● WORK REQUIRED
Examine the entries and show every line in which the word "Between" is found.

(Entries with figure data)
○ ○ ○
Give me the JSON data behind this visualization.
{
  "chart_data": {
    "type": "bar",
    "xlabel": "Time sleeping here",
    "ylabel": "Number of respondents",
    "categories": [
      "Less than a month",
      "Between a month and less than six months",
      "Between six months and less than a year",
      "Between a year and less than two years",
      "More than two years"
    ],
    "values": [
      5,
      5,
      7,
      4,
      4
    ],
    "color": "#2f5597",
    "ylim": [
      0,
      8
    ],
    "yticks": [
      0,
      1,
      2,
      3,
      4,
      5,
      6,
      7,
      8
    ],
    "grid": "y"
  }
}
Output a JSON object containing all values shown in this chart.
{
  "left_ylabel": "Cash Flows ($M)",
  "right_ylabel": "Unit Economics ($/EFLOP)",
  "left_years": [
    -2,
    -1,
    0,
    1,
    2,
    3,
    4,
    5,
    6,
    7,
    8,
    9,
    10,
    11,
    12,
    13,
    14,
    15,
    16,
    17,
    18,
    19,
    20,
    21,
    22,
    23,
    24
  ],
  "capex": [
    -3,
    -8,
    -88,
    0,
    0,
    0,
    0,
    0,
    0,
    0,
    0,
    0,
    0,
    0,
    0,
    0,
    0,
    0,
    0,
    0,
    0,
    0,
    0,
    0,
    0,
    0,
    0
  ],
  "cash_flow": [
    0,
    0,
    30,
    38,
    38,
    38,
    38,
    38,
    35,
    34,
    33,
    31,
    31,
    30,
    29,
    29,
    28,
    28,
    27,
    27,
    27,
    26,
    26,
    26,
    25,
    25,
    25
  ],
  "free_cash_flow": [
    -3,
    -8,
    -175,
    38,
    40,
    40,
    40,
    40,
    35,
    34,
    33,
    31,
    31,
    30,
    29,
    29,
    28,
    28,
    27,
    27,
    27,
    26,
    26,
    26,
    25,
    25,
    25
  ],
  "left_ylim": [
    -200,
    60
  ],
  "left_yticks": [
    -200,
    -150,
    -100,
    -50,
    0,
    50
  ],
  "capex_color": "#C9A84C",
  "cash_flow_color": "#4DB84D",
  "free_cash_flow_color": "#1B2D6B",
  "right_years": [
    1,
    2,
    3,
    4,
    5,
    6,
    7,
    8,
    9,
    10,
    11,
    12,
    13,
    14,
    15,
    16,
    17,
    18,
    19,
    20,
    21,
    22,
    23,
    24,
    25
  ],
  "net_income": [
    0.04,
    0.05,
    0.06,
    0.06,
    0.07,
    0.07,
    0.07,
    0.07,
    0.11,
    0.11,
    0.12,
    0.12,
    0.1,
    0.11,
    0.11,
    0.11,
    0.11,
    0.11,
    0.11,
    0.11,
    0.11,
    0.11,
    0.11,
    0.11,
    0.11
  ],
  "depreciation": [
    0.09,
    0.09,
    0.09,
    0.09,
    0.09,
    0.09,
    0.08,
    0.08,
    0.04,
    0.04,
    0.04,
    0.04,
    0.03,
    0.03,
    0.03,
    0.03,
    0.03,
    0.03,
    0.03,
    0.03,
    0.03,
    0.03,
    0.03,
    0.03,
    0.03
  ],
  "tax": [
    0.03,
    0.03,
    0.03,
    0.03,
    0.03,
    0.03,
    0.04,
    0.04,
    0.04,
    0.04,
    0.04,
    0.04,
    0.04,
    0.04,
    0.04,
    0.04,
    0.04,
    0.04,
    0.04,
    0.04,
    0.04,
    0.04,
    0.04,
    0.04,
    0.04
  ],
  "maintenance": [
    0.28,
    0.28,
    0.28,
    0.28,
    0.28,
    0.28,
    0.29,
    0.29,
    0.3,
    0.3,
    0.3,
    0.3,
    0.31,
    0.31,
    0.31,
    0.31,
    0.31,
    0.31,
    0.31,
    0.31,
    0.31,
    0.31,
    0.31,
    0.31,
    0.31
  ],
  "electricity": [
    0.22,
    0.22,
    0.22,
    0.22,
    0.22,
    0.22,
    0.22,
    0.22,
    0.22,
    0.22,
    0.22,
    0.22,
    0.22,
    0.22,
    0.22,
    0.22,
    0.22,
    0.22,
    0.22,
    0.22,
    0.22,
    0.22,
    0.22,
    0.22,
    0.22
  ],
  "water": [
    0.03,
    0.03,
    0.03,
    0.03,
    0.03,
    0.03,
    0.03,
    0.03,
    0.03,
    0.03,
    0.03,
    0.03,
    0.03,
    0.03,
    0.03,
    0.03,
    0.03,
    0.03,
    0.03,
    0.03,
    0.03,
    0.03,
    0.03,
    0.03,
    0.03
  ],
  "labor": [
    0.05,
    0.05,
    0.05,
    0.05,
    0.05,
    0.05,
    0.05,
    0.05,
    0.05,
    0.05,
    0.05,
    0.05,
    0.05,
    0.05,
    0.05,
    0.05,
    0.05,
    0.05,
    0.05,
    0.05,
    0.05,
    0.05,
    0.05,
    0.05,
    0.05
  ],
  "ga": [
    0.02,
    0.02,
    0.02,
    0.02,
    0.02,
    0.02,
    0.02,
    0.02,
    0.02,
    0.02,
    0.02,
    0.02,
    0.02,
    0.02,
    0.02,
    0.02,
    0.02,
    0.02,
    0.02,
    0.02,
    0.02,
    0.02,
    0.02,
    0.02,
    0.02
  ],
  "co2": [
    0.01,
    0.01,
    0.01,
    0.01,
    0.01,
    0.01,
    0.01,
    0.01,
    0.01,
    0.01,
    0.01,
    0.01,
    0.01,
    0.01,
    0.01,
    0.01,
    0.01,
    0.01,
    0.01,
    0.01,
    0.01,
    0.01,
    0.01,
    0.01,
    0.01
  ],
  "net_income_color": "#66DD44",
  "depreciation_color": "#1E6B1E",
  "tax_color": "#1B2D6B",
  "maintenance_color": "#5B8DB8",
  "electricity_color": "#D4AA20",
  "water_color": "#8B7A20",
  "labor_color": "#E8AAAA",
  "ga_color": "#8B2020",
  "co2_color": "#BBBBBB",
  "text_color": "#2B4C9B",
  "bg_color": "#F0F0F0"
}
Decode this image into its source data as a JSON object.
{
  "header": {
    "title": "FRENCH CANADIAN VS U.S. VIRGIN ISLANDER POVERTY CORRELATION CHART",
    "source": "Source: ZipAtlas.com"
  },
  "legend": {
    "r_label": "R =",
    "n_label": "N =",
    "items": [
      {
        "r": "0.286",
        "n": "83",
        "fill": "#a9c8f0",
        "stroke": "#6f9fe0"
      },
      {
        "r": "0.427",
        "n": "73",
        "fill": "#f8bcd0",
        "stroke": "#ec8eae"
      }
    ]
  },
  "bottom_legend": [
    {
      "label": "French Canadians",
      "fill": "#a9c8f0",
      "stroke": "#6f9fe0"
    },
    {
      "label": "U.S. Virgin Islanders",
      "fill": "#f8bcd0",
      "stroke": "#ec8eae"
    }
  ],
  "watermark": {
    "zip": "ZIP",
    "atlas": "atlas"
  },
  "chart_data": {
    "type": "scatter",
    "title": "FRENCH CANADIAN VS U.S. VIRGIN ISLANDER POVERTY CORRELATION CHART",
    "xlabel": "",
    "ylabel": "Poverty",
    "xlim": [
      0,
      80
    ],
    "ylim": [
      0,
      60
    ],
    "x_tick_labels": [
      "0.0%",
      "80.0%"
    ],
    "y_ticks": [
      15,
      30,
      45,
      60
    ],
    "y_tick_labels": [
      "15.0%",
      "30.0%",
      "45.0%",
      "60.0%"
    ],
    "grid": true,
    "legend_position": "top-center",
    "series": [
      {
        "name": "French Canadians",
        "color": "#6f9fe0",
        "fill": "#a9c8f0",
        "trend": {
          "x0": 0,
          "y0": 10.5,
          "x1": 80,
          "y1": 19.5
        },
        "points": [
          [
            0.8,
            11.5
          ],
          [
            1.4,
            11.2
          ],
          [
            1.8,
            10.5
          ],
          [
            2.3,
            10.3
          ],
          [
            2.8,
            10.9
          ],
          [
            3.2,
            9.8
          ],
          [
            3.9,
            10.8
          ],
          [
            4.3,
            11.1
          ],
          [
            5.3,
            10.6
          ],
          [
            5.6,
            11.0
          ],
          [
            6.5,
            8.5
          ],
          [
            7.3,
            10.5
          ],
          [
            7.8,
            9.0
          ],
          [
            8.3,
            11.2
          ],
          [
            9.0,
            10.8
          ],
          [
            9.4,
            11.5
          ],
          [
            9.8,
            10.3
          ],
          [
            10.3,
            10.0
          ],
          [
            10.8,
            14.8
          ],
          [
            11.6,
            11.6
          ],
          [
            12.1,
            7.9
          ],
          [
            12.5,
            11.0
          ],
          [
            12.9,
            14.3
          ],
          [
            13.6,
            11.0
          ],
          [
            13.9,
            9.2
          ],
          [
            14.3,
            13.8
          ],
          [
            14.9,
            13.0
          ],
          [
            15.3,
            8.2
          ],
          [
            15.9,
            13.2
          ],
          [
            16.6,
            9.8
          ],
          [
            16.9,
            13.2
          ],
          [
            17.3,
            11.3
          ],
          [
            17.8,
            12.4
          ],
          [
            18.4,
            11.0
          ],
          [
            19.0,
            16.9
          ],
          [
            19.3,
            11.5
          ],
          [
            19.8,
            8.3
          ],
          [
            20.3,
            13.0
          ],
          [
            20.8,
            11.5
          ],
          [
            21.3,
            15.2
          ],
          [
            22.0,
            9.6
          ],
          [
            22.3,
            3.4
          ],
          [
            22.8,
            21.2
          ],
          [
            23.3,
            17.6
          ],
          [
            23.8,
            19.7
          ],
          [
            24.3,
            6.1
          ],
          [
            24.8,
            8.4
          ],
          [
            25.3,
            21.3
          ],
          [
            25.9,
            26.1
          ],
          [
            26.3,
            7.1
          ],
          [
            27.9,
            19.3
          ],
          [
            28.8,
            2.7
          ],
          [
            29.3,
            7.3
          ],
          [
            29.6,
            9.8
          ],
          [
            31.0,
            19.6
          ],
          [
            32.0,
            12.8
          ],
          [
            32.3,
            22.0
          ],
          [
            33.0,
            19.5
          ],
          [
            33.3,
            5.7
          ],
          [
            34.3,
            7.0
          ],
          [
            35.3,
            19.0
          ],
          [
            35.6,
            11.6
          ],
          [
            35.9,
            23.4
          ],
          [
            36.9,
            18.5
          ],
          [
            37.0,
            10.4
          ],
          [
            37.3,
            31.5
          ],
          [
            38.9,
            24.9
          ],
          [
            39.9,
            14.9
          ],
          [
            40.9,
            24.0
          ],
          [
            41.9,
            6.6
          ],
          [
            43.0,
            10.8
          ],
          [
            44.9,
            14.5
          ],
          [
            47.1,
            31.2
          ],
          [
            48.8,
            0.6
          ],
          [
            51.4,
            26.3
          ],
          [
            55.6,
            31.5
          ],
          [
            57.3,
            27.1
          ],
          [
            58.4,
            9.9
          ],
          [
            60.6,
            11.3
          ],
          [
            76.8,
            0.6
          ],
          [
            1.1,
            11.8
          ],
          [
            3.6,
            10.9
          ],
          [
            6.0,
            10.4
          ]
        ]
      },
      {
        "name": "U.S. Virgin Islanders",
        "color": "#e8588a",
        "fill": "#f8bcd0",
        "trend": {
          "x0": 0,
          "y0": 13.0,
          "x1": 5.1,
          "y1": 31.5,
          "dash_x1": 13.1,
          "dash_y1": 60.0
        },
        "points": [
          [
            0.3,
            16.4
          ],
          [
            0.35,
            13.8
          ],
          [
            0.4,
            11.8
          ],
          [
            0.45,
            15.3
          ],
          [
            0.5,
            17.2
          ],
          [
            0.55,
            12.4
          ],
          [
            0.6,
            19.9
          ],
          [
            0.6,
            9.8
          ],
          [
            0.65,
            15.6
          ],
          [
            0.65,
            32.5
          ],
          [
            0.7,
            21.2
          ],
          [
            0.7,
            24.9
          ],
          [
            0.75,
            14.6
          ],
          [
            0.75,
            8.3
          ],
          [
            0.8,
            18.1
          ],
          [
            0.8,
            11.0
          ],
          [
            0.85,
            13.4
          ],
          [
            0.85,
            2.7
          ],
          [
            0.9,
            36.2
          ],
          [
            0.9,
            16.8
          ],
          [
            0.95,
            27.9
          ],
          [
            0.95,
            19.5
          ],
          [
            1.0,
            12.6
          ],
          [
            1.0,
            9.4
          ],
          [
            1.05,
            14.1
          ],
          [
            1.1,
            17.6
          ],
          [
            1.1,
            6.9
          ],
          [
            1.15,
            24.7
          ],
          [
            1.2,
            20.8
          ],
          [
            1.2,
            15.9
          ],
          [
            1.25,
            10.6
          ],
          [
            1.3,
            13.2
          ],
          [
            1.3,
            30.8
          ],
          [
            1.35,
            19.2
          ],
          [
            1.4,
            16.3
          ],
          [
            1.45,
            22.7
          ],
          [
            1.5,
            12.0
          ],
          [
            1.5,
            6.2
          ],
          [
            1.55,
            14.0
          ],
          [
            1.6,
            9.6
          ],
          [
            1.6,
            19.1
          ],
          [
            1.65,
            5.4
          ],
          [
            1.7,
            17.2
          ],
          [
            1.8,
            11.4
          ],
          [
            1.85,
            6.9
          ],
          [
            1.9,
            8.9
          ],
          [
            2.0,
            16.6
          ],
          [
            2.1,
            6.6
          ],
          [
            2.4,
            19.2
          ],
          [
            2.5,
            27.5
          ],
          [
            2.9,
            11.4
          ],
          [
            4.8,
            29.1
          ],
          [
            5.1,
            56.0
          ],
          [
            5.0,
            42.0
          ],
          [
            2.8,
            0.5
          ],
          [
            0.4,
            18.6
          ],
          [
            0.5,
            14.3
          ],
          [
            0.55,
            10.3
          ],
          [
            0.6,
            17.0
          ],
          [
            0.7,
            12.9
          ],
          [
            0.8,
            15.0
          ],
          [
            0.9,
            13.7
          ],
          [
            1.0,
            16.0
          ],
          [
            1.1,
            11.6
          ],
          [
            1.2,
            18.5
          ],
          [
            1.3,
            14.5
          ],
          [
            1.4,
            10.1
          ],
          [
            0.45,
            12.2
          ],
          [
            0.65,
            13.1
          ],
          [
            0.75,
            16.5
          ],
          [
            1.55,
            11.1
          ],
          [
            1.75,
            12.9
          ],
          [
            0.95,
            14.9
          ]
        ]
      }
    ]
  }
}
○ ○ ○
● EXERCISE OUTPUT
      "Between a month and less than six months",
      "Between six months and less than a year",
      "Between a year and less than two years",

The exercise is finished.